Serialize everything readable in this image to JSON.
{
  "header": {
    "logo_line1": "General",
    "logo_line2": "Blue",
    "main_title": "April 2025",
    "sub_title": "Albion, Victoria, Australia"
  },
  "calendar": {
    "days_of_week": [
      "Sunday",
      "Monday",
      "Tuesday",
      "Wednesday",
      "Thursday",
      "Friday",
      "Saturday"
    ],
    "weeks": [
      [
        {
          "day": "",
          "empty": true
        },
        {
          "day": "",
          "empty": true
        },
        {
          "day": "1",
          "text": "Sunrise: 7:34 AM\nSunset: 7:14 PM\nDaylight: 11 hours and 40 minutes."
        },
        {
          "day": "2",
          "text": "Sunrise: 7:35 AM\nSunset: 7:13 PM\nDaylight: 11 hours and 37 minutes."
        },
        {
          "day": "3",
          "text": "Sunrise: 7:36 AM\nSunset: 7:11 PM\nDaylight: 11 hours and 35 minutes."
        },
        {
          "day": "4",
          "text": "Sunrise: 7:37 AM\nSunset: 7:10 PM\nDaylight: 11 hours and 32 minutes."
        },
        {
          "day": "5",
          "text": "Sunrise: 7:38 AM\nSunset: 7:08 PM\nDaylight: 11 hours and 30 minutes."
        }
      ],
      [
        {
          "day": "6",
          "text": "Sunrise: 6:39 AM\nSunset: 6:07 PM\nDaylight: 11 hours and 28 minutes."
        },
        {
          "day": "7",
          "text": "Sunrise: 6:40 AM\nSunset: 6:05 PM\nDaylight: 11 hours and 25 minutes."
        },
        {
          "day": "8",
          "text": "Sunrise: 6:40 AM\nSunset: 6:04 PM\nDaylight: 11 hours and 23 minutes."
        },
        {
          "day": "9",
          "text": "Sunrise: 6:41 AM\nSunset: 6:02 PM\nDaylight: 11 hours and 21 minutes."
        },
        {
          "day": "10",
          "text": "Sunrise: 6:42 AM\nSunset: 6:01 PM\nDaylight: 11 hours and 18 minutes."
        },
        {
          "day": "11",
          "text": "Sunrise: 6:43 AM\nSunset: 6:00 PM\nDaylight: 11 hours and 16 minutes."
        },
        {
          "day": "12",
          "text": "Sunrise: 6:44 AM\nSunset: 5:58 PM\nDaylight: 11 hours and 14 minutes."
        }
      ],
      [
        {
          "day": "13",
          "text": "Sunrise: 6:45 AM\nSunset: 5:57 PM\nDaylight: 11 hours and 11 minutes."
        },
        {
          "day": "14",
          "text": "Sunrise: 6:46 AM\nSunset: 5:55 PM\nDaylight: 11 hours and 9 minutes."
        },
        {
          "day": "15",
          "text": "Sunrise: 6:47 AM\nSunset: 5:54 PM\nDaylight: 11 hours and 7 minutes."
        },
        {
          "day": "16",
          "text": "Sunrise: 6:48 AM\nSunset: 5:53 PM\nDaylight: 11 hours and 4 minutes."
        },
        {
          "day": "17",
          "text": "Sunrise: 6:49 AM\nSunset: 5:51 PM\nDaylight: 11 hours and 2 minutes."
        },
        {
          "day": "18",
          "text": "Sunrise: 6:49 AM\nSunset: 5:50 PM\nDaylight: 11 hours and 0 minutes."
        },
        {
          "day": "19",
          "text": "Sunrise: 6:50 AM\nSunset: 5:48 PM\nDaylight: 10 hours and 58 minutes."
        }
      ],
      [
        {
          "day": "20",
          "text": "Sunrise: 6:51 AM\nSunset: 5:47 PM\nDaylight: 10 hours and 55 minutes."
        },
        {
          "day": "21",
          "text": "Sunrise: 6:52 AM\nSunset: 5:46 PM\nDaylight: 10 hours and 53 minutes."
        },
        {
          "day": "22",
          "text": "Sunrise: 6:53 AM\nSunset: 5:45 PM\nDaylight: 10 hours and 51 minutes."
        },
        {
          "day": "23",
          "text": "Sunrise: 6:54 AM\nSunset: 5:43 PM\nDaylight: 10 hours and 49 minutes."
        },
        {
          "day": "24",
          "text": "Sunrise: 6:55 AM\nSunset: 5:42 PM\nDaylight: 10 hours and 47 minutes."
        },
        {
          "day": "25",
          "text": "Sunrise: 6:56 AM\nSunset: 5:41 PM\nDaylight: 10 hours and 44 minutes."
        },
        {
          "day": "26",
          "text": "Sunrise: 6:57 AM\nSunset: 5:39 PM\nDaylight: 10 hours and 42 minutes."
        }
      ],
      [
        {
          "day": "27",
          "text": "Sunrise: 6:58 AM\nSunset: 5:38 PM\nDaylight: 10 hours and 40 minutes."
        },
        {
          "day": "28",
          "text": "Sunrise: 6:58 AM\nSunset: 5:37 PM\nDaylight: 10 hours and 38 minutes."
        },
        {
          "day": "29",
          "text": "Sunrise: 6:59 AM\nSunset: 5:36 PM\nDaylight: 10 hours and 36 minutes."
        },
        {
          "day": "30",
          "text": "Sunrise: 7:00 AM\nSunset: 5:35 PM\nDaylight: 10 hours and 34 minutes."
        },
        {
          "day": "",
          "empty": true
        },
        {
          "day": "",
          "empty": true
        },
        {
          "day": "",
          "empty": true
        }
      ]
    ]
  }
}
____________________
▶ [Exercise details]: Restate all of the entries above precisely.

▶ [Written answer]:
Serialize everything readable in this image to JSON.
{
  "header": {
    "logo_line1": "General",
    "logo_line2": "Blue",
    "main_title": "April 2025",
    "sub_title": "Albion, Victoria, Australia"
  },
  "calendar": {
    "days_of_week": [
      "Sunday",
      "Monday",
      "Tuesday",
      "Wednesday",
      "Thursday",
      "Friday",
      "Saturday"
    ],
    "weeks": [
      [
        {
          "day": "",
          "empty": true
        },
        {
          "day": "",
          "empty": true
        },
        {
          "day": "1",
          "text": "Sunrise: 7:34 AM\nSunset: 7:14 PM\nDaylight: 11 hours and 40 minutes."
        },
        {
          "day": "2",
          "text": "Sunrise: 7:35 AM\nSunset: 7:13 PM\nDaylight: 11 hours and 37 minutes."
        },
        {
          "day": "3",
          "text": "Sunrise: 7:36 AM\nSunset: 7:11 PM\nDaylight: 11 hours and 35 minutes."
        },
        {
          "day": "4",
          "text": "Sunrise: 7:37 AM\nSunset: 7:10 PM\nDaylight: 11 hours and 32 minutes."
        },
        {
          "day": "5",
          "text": "Sunrise: 7:38 AM\nSunset: 7:08 PM\nDaylight: 11 hours and 30 minutes."
        }
      ],
      [
        {
          "day": "6",
          "text": "Sunrise: 6:39 AM\nSunset: 6:07 PM\nDaylight: 11 hours and 28 minutes."
        },
        {
          "day": "7",
          "text": "Sunrise: 6:40 AM\nSunset: 6:05 PM\nDaylight: 11 hours and 25 minutes."
        },
        {
          "day": "8",
          "text": "Sunrise: 6:40 AM\nSunset: 6:04 PM\nDaylight: 11 hours and 23 minutes."
        },
        {
          "day": "9",
          "text": "Sunrise: 6:41 AM\nSunset: 6:02 PM\nDaylight: 11 hours and 21 minutes."
        },
        {
          "day": "10",
          "text": "Sunrise: 6:42 AM\nSunset: 6:01 PM\nDaylight: 11 hours and 18 minutes."
        },
        {
          "day": "11",
          "text": "Sunrise: 6:43 AM\nSunset: 6:00 PM\nDaylight: 11 hours and 16 minutes."
        },
        {
          "day": "12",
          "text": "Sunrise: 6:44 AM\nSunset: 5:58 PM\nDaylight: 11 hours and 14 minutes."
        }
      ],
      [
        {
          "day": "13",
          "text": "Sunrise: 6:45 AM\nSunset: 5:57 PM\nDaylight: 11 hours and 11 minutes."
        },
        {
          "day": "14",
          "text": "Sunrise: 6:46 AM\nSunset: 5:55 PM\nDaylight: 11 hours and 9 minutes."
        },
        {
          "day": "15",
          "text": "Sunrise: 6:47 AM\nSunset: 5:54 PM\nDaylight: 11 hours and 7 minutes."
        },
        {
          "day": "16",
          "text": "Sunrise: 6:48 AM\nSunset: 5:53 PM\nDaylight: 11 hours and 4 minutes."
        },
        {
          "day": "17",
          "text": "Sunrise: 6:49 AM\nSunset: 5:51 PM\nDaylight: 11 hours and 2 minutes."
        },
        {
          "day": "18",
          "text": "Sunrise: 6:49 AM\nSunset: 5:50 PM\nDaylight: 11 hours and 0 minutes."
        },
        {
          "day": "19",
          "text": "Sunrise: 6:50 AM\nSunset: 5:48 PM\nDaylight: 10 hours and 58 minutes."
        }
      ],
      [
        {
          "day": "20",
          "text": "Sunrise: 6:51 AM\nSunset: 5:47 PM\nDaylight: 10 hours and 55 minutes."
        },
        {
          "day": "21",
          "text": "Sunrise: 6:52 AM\nSunset: 5:46 PM\nDaylight: 10 hours and 53 minutes."
        },
        {
          "day": "22",
          "text": "Sunrise: 6:53 AM\nSunset: 5:45 PM\nDaylight: 10 hours and 51 minutes."
        },
        {
          "day": "23",
          "text": "Sunrise: 6:54 AM\nSunset: 5:43 PM\nDaylight: 10 hours and 49 minutes."
        },
        {
          "day": "24",
          "text": "Sunrise: 6:55 AM\nSunset: 5:42 PM\nDaylight: 10 hours and 47 minutes."
        },
        {
          "day": "25",
          "text": "Sunrise: 6:56 AM\nSunset: 5:41 PM\nDaylight: 10 hours and 44 minutes."
        },
        {
          "day": "26",
          "text": "Sunrise: 6:57 AM\nSunset: 5:39 PM\nDaylight: 10 hours and 42 minutes."
        }
      ],
      [
        {
          "day": "27",
          "text": "Sunrise: 6:58 AM\nSunset: 5:38 PM\nDaylight: 10 hours and 40 minutes."
        },
        {
          "day": "28",
          "text": "Sunrise: 6:58 AM\nSunset: 5:37 PM\nDaylight: 10 hours and 38 minutes."
        },
        {
          "day": "29",
          "text": "Sunrise: 6:59 AM\nSunset: 5:36 PM\nDaylight: 10 hours and 36 minutes."
        },
        {
          "day": "30",
          "text": "Sunrise: 7:00 AM\nSunset: 5:35 PM\nDaylight: 10 hours and 34 minutes."
        },
        {
          "day": "",
          "empty": true
        },
        {
          "day": "",
          "empty": true
        },
        {
          "day": "",
          "empty": true
        }
      ]
    ]
  }
}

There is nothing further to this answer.